Task prompt :: Go through the records and extract every line with the word "Министерства".

>>>

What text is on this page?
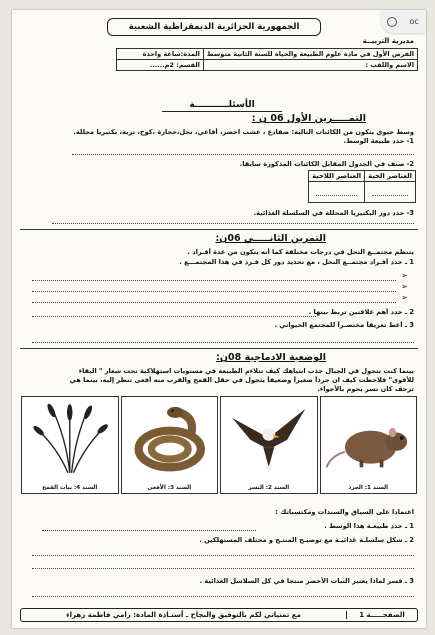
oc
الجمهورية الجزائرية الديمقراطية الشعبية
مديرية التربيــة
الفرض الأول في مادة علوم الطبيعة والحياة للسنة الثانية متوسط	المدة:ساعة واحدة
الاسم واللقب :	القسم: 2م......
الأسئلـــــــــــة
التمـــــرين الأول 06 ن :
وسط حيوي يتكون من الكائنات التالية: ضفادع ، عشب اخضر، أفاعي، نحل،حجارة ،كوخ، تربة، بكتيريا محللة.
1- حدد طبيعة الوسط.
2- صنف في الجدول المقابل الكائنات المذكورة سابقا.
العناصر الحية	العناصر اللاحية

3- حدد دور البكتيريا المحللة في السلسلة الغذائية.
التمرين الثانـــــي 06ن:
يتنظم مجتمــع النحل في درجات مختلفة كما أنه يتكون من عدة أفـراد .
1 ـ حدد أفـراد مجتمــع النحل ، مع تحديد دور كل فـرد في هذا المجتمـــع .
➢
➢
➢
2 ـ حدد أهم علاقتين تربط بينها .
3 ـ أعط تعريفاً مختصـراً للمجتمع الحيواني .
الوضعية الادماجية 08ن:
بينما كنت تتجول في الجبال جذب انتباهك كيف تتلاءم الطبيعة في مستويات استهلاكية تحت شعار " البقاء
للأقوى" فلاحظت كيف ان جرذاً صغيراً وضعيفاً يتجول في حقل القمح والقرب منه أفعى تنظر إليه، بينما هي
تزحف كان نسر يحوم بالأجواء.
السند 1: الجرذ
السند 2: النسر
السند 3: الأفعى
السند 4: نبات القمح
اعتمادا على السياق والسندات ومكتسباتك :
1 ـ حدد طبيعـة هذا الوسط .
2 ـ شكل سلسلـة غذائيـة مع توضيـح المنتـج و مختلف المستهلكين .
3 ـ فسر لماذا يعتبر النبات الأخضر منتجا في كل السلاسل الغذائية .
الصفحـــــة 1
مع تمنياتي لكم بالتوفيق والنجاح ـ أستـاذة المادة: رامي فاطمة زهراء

<<<
>>>

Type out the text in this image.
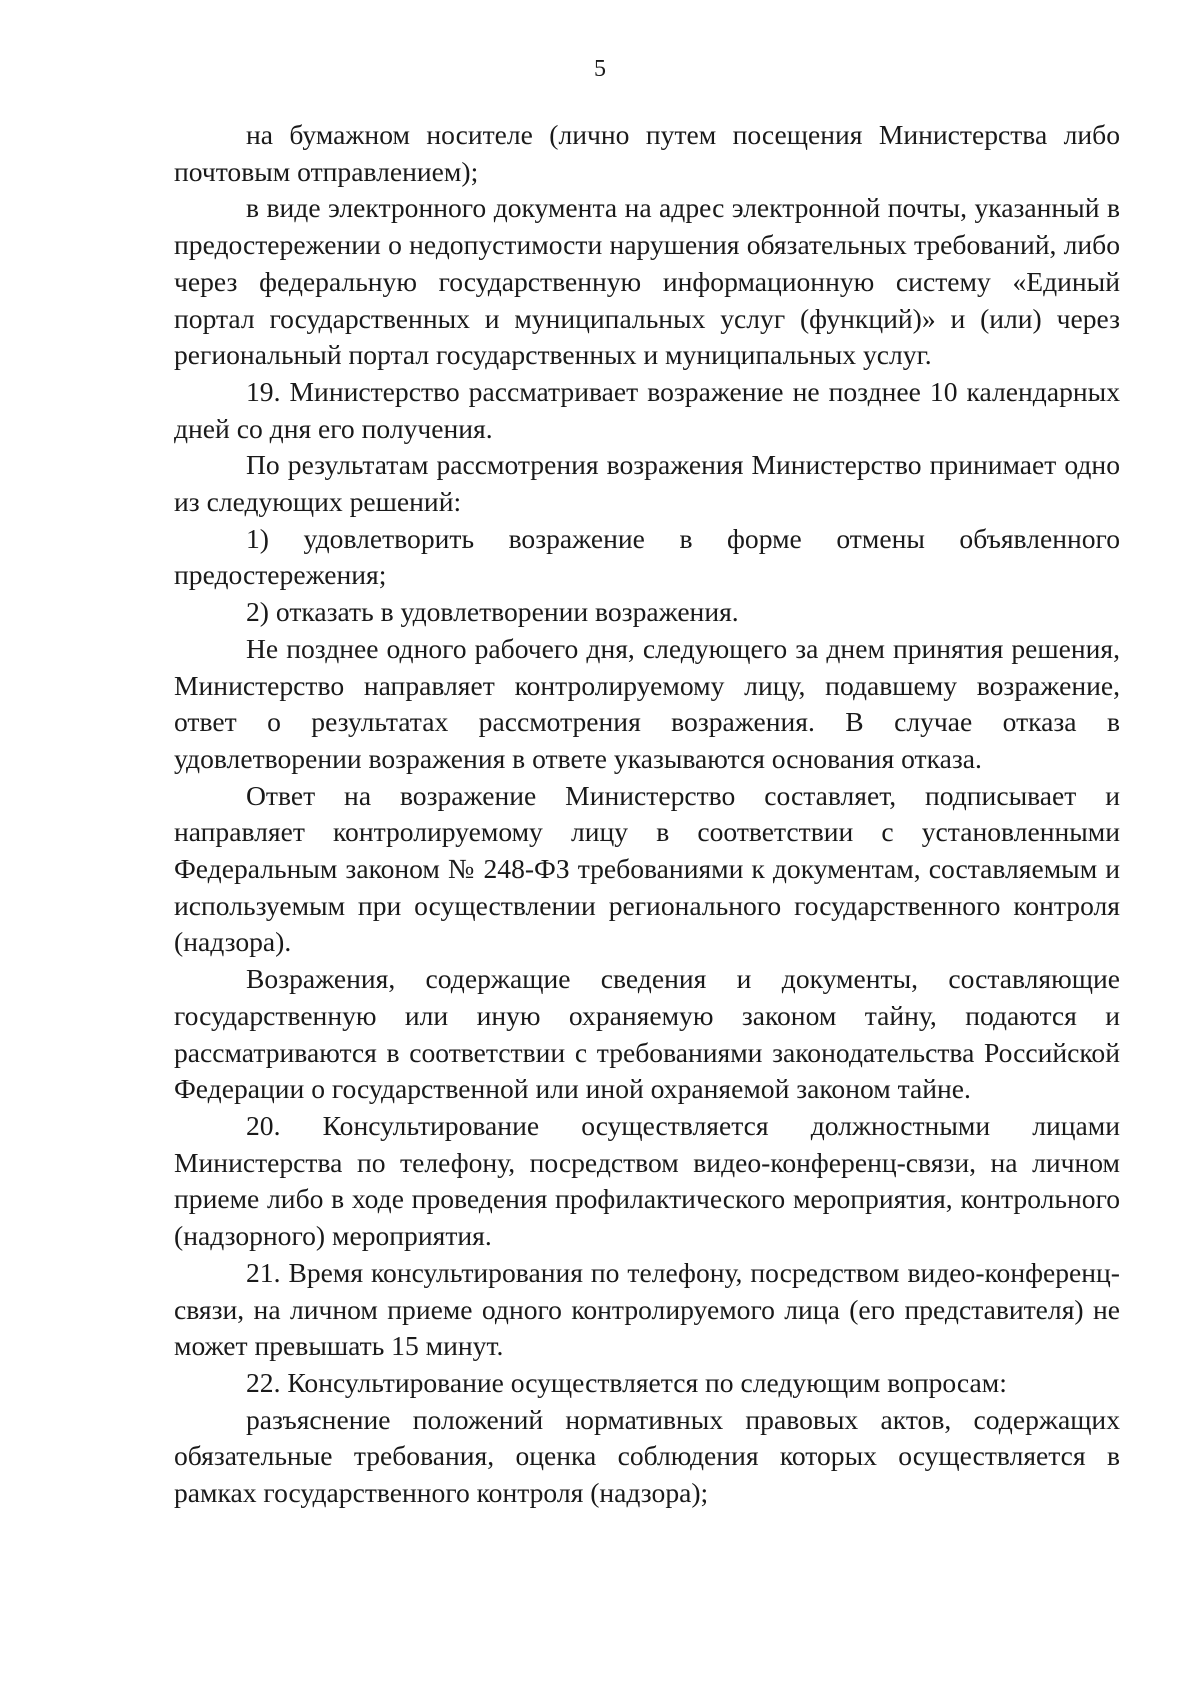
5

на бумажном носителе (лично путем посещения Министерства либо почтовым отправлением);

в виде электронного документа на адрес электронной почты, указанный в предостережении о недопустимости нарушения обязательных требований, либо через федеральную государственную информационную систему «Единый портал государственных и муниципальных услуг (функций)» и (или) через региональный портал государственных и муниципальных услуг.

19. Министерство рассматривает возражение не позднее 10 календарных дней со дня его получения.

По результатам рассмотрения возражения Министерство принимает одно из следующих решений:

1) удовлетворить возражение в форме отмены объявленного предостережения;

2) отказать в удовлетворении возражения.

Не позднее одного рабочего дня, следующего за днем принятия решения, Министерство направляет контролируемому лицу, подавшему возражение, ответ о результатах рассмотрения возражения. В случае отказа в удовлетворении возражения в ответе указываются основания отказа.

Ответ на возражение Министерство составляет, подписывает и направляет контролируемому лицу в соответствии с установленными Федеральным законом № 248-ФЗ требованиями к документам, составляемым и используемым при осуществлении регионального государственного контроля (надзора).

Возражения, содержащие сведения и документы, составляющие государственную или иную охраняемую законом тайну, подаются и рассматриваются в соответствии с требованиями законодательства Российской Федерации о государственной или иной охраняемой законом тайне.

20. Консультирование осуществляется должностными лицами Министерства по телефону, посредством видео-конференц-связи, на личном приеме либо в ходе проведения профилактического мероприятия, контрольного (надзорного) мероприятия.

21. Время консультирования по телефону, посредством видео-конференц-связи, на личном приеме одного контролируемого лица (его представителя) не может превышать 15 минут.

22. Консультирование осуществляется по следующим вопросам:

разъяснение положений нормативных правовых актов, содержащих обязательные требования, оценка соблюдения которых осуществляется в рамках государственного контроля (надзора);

<<<

Written solution ::
на бумажном носителе (лично путем посещения Министерства либо почтовым отправлением);
20. Консультирование осуществляется должностными лицами Министерства по телефону, посредством видео-конференц-связи, на личном приеме либо в ходе проведения профилактического мероприятия, контрольного (надзорного) мероприятия.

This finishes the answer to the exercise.